What needs to be done →
Exactly how many lines have the word "count"? Answer with the bare number.

[Data entries for graphics]
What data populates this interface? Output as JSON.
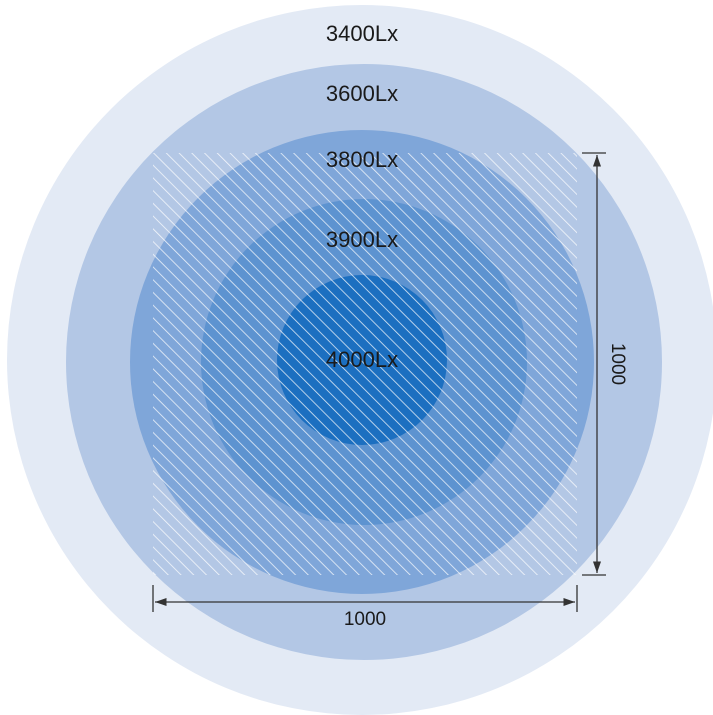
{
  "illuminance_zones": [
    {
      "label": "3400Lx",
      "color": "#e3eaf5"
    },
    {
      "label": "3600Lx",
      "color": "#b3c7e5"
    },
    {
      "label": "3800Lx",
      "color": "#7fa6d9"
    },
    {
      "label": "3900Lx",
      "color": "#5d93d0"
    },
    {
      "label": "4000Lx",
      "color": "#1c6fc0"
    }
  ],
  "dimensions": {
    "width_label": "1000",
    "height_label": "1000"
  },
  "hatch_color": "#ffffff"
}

* * *

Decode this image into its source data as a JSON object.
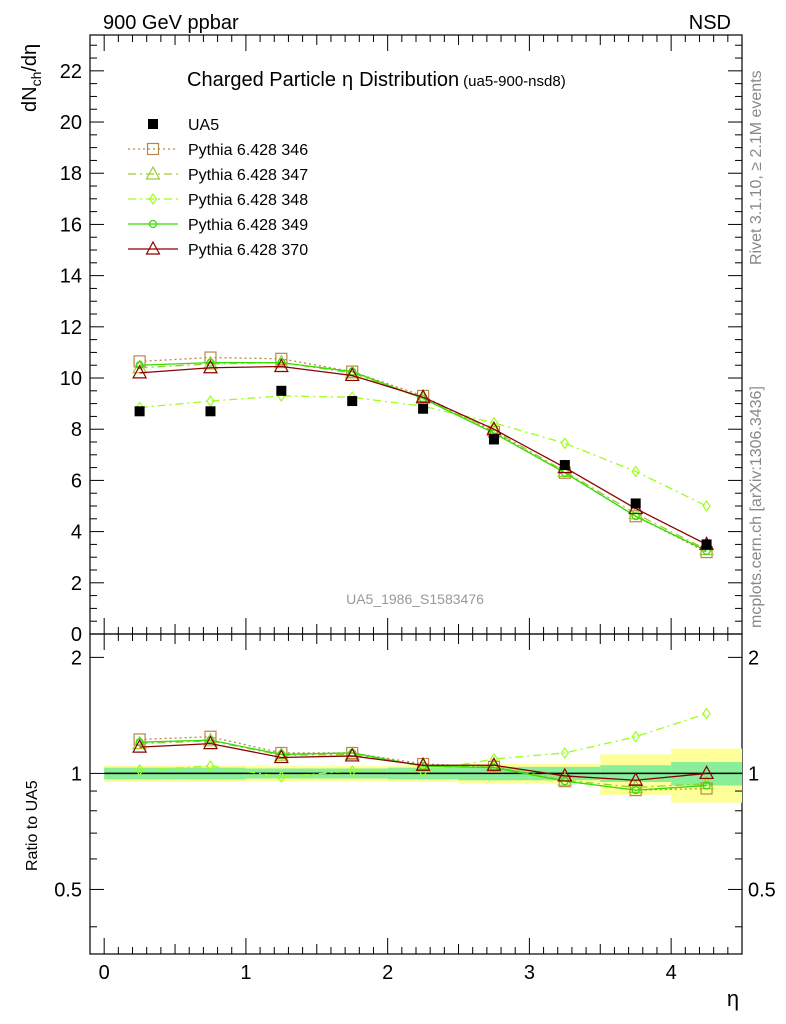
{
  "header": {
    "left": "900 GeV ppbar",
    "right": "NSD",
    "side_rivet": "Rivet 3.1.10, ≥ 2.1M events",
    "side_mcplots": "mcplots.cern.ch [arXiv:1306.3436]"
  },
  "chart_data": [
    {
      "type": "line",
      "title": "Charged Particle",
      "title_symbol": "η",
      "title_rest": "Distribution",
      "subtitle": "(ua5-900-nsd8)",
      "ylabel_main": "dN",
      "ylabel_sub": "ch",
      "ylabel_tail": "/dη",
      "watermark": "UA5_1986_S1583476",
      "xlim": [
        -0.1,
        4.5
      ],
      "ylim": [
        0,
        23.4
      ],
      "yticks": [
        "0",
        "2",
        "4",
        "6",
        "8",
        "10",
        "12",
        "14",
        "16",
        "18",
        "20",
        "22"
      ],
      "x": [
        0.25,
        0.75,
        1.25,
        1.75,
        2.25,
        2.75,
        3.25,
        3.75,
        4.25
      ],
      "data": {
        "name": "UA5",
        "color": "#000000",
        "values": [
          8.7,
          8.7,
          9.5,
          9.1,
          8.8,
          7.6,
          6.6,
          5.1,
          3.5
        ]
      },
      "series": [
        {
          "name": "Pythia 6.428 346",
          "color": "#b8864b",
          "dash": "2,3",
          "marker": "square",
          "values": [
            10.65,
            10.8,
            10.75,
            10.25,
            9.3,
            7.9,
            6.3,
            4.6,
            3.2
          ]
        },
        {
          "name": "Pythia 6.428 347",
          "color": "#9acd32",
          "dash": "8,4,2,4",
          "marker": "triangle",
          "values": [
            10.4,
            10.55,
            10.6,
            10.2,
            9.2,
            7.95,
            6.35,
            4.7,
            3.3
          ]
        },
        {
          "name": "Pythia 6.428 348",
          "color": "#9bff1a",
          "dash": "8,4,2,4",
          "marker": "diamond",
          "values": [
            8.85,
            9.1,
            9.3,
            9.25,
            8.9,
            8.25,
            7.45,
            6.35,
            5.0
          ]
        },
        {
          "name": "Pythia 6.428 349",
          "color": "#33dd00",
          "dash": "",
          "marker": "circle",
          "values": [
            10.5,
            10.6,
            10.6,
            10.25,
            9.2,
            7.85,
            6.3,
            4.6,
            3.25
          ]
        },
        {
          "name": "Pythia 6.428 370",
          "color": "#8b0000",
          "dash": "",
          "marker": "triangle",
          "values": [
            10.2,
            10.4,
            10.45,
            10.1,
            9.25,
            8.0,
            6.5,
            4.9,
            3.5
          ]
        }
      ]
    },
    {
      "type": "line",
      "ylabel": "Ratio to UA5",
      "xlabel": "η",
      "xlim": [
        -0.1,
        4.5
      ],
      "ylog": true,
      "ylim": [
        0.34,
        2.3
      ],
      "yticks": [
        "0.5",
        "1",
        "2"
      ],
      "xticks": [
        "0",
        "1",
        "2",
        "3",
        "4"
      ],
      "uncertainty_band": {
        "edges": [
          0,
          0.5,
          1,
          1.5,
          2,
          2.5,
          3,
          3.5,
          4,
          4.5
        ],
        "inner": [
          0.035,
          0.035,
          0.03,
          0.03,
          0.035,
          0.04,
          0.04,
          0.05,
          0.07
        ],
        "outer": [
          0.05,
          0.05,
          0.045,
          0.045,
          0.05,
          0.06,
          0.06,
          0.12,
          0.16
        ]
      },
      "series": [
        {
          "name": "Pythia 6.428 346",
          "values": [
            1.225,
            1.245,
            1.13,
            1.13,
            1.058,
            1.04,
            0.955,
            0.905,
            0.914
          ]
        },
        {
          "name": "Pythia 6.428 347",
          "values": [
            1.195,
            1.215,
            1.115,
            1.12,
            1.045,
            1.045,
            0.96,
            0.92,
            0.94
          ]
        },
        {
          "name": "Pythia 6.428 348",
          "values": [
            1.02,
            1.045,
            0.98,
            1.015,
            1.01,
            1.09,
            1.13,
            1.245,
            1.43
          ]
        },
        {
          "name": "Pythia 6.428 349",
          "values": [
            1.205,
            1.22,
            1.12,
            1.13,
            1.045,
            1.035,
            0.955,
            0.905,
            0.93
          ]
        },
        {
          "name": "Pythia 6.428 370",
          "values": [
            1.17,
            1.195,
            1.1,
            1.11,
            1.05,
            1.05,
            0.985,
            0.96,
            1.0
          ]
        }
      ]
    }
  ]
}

...

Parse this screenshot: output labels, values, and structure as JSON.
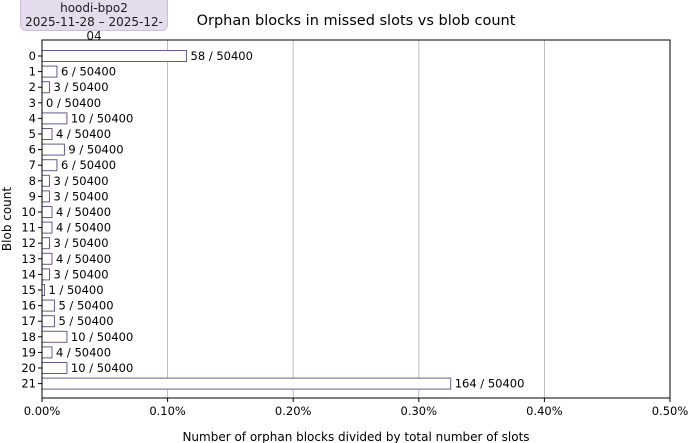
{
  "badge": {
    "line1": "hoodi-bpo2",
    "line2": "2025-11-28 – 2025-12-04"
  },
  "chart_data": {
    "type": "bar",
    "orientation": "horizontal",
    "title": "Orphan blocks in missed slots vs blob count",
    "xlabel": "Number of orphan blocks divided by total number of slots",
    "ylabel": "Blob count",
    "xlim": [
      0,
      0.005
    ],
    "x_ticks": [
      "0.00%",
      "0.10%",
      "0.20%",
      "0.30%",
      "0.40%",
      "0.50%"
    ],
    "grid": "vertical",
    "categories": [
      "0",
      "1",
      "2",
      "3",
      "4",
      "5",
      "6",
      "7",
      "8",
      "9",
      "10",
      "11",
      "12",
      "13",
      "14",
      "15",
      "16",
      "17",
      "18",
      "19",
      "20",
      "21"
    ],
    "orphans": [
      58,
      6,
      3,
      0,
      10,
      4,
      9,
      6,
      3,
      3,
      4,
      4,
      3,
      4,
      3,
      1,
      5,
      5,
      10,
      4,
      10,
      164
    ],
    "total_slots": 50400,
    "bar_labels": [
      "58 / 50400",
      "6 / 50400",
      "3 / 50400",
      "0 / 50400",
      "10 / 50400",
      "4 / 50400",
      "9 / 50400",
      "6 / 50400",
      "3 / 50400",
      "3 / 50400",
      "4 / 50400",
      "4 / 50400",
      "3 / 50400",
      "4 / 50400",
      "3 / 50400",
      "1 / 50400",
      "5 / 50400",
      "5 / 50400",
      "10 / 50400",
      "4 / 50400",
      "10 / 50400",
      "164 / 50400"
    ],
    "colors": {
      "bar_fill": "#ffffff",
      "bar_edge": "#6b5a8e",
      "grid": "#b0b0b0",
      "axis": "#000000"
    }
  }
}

Correct result →
2